**Description of the task**:
Output the data below in full, character for character.
····················
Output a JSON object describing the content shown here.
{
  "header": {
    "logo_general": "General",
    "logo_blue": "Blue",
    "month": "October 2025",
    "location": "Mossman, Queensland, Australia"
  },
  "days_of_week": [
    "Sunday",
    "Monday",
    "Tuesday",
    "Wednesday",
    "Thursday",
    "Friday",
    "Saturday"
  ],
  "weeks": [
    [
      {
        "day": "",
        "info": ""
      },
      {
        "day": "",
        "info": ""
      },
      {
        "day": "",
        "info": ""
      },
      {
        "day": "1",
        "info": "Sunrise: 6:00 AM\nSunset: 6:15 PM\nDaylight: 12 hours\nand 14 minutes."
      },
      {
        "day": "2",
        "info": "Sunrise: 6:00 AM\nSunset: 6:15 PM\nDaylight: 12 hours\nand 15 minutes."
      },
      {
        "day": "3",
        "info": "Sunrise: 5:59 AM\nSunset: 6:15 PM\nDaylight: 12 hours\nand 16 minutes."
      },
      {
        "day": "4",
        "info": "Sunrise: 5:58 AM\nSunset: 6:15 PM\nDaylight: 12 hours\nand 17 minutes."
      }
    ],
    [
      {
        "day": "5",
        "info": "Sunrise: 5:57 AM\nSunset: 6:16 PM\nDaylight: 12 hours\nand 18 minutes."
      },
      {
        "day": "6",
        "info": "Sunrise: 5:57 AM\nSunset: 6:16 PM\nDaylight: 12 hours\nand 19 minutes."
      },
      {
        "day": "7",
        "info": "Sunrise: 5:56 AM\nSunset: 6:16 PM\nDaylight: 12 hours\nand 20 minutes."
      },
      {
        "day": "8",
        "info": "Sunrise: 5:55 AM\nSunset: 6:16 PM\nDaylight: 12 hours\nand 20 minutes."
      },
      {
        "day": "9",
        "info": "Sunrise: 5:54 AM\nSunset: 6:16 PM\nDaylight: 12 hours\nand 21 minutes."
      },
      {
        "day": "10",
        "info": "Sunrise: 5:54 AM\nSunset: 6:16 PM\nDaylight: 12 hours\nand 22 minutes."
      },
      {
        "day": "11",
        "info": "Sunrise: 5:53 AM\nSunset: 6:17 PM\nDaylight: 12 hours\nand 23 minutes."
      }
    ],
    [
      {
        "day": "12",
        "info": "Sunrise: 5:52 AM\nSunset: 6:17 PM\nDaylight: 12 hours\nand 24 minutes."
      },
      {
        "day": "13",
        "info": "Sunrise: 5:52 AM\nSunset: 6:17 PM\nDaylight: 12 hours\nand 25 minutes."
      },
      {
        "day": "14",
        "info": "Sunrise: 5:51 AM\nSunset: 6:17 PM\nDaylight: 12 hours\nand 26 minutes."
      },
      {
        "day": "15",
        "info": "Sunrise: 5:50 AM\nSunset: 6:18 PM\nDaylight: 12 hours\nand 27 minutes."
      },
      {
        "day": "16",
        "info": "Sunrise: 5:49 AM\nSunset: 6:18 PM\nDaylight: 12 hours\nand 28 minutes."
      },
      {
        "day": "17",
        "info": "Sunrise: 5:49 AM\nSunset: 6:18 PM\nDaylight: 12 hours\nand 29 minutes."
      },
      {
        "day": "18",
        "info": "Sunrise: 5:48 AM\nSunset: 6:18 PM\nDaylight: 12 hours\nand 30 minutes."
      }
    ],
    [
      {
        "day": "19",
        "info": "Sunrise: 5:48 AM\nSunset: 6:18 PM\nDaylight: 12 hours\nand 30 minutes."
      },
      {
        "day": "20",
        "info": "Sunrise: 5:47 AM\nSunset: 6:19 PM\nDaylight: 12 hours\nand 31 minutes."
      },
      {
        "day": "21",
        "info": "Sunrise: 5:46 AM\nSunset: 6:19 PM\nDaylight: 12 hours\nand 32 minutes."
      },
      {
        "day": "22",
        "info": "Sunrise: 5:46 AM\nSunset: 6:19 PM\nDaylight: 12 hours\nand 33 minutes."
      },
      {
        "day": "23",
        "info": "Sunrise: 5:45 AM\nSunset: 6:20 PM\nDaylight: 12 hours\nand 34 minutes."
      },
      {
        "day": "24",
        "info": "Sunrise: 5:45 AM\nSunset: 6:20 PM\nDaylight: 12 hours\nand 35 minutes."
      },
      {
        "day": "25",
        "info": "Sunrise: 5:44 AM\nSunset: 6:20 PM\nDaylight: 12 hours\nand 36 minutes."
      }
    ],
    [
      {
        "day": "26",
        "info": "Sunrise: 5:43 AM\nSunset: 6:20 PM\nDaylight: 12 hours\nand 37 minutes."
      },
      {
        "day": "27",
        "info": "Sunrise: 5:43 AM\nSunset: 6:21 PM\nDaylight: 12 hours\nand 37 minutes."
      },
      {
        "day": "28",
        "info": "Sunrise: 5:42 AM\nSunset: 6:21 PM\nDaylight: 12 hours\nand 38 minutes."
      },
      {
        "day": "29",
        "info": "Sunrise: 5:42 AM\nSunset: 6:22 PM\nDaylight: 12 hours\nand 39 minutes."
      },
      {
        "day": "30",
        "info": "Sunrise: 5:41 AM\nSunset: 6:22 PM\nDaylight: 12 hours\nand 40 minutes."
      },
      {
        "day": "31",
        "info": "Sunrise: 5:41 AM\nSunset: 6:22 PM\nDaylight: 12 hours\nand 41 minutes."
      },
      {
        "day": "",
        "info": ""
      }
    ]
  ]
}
····················
**Written solution**:
Output a JSON object describing the content shown here.
{
  "header": {
    "logo_general": "General",
    "logo_blue": "Blue",
    "month": "October 2025",
    "location": "Mossman, Queensland, Australia"
  },
  "days_of_week": [
    "Sunday",
    "Monday",
    "Tuesday",
    "Wednesday",
    "Thursday",
    "Friday",
    "Saturday"
  ],
  "weeks": [
    [
      {
        "day": "",
        "info": ""
      },
      {
        "day": "",
        "info": ""
      },
      {
        "day": "",
        "info": ""
      },
      {
        "day": "1",
        "info": "Sunrise: 6:00 AM\nSunset: 6:15 PM\nDaylight: 12 hours\nand 14 minutes."
      },
      {
        "day": "2",
        "info": "Sunrise: 6:00 AM\nSunset: 6:15 PM\nDaylight: 12 hours\nand 15 minutes."
      },
      {
        "day": "3",
        "info": "Sunrise: 5:59 AM\nSunset: 6:15 PM\nDaylight: 12 hours\nand 16 minutes."
      },
      {
        "day": "4",
        "info": "Sunrise: 5:58 AM\nSunset: 6:15 PM\nDaylight: 12 hours\nand 17 minutes."
      }
    ],
    [
      {
        "day": "5",
        "info": "Sunrise: 5:57 AM\nSunset: 6:16 PM\nDaylight: 12 hours\nand 18 minutes."
      },
      {
        "day": "6",
        "info": "Sunrise: 5:57 AM\nSunset: 6:16 PM\nDaylight: 12 hours\nand 19 minutes."
      },
      {
        "day": "7",
        "info": "Sunrise: 5:56 AM\nSunset: 6:16 PM\nDaylight: 12 hours\nand 20 minutes."
      },
      {
        "day": "8",
        "info": "Sunrise: 5:55 AM\nSunset: 6:16 PM\nDaylight: 12 hours\nand 20 minutes."
      },
      {
        "day": "9",
        "info": "Sunrise: 5:54 AM\nSunset: 6:16 PM\nDaylight: 12 hours\nand 21 minutes."
      },
      {
        "day": "10",
        "info": "Sunrise: 5:54 AM\nSunset: 6:16 PM\nDaylight: 12 hours\nand 22 minutes."
      },
      {
        "day": "11",
        "info": "Sunrise: 5:53 AM\nSunset: 6:17 PM\nDaylight: 12 hours\nand 23 minutes."
      }
    ],
    [
      {
        "day": "12",
        "info": "Sunrise: 5:52 AM\nSunset: 6:17 PM\nDaylight: 12 hours\nand 24 minutes."
      },
      {
        "day": "13",
        "info": "Sunrise: 5:52 AM\nSunset: 6:17 PM\nDaylight: 12 hours\nand 25 minutes."
      },
      {
        "day": "14",
        "info": "Sunrise: 5:51 AM\nSunset: 6:17 PM\nDaylight: 12 hours\nand 26 minutes."
      },
      {
        "day": "15",
        "info": "Sunrise: 5:50 AM\nSunset: 6:18 PM\nDaylight: 12 hours\nand 27 minutes."
      },
      {
        "day": "16",
        "info": "Sunrise: 5:49 AM\nSunset: 6:18 PM\nDaylight: 12 hours\nand 28 minutes."
      },
      {
        "day": "17",
        "info": "Sunrise: 5:49 AM\nSunset: 6:18 PM\nDaylight: 12 hours\nand 29 minutes."
      },
      {
        "day": "18",
        "info": "Sunrise: 5:48 AM\nSunset: 6:18 PM\nDaylight: 12 hours\nand 30 minutes."
      }
    ],
    [
      {
        "day": "19",
        "info": "Sunrise: 5:48 AM\nSunset: 6:18 PM\nDaylight: 12 hours\nand 30 minutes."
      },
      {
        "day": "20",
        "info": "Sunrise: 5:47 AM\nSunset: 6:19 PM\nDaylight: 12 hours\nand 31 minutes."
      },
      {
        "day": "21",
        "info": "Sunrise: 5:46 AM\nSunset: 6:19 PM\nDaylight: 12 hours\nand 32 minutes."
      },
      {
        "day": "22",
        "info": "Sunrise: 5:46 AM\nSunset: 6:19 PM\nDaylight: 12 hours\nand 33 minutes."
      },
      {
        "day": "23",
        "info": "Sunrise: 5:45 AM\nSunset: 6:20 PM\nDaylight: 12 hours\nand 34 minutes."
      },
      {
        "day": "24",
        "info": "Sunrise: 5:45 AM\nSunset: 6:20 PM\nDaylight: 12 hours\nand 35 minutes."
      },
      {
        "day": "25",
        "info": "Sunrise: 5:44 AM\nSunset: 6:20 PM\nDaylight: 12 hours\nand 36 minutes."
      }
    ],
    [
      {
        "day": "26",
        "info": "Sunrise: 5:43 AM\nSunset: 6:20 PM\nDaylight: 12 hours\nand 37 minutes."
      },
      {
        "day": "27",
        "info": "Sunrise: 5:43 AM\nSunset: 6:21 PM\nDaylight: 12 hours\nand 37 minutes."
      },
      {
        "day": "28",
        "info": "Sunrise: 5:42 AM\nSunset: 6:21 PM\nDaylight: 12 hours\nand 38 minutes."
      },
      {
        "day": "29",
        "info": "Sunrise: 5:42 AM\nSunset: 6:22 PM\nDaylight: 12 hours\nand 39 minutes."
      },
      {
        "day": "30",
        "info": "Sunrise: 5:41 AM\nSunset: 6:22 PM\nDaylight: 12 hours\nand 40 minutes."
      },
      {
        "day": "31",
        "info": "Sunrise: 5:41 AM\nSunset: 6:22 PM\nDaylight: 12 hours\nand 41 minutes."
      },
      {
        "day": "",
        "info": ""
      }
    ]
  ]
}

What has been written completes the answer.